YOUR INSTRUCTIONS: Pick out each line of the records in which the word "robót" appears.

[Items from a dataset]
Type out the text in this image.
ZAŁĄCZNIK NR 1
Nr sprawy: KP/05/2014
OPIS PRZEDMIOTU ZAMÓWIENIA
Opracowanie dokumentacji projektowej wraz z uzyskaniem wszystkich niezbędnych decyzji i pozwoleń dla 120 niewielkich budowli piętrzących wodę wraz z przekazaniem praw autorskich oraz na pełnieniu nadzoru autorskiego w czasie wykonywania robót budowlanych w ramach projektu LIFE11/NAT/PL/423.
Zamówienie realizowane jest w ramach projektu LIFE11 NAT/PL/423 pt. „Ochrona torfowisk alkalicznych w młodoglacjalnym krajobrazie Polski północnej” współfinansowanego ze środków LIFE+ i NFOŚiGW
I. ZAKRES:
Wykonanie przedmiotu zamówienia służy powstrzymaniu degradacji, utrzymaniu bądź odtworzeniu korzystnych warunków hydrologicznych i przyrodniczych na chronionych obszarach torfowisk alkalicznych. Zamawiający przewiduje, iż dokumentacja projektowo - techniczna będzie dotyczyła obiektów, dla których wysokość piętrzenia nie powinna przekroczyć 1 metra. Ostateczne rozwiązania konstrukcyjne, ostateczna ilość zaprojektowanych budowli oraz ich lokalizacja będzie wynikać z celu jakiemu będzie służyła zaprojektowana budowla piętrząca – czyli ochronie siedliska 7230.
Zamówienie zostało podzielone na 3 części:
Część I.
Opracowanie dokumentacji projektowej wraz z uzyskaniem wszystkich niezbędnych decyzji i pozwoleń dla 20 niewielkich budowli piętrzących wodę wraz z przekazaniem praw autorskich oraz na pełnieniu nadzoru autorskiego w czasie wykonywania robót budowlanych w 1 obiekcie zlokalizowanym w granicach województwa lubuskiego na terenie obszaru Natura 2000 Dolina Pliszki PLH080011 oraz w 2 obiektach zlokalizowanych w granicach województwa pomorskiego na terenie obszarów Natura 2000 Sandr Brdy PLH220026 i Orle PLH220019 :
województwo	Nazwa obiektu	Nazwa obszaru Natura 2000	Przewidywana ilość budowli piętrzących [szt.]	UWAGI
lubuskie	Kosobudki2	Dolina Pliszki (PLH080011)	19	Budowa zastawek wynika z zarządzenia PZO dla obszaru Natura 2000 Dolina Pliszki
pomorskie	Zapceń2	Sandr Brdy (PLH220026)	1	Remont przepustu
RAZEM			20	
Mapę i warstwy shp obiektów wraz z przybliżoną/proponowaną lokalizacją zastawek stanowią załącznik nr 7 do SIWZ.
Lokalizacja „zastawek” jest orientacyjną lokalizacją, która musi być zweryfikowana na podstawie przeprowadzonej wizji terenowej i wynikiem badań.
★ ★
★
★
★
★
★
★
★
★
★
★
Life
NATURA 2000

ANSWER:
Opracowanie dokumentacji projektowej wraz z uzyskaniem wszystkich niezbędnych decyzji i pozwoleń dla 120 niewielkich budowli piętrzących wodę wraz z przekazaniem praw autorskich oraz na pełnieniu nadzoru autorskiego w czasie wykonywania robót budowlanych w ramach projektu LIFE11/NAT/PL/423.
Opracowanie dokumentacji projektowej wraz z uzyskaniem wszystkich niezbędnych decyzji i pozwoleń dla 20 niewielkich budowli piętrzących wodę wraz z przekazaniem praw autorskich oraz na pełnieniu nadzoru autorskiego w czasie wykonywania robót budowlanych w 1 obiekcie zlokalizowanym w granicach województwa lubuskiego na terenie obszaru Natura 2000 Dolina Pliszki PLH080011 oraz w 2 obiektach zlokalizowanych w granicach województwa pomorskiego na terenie obszarów Natura 2000 Sandr Brdy PLH220026 i Orle PLH220019 :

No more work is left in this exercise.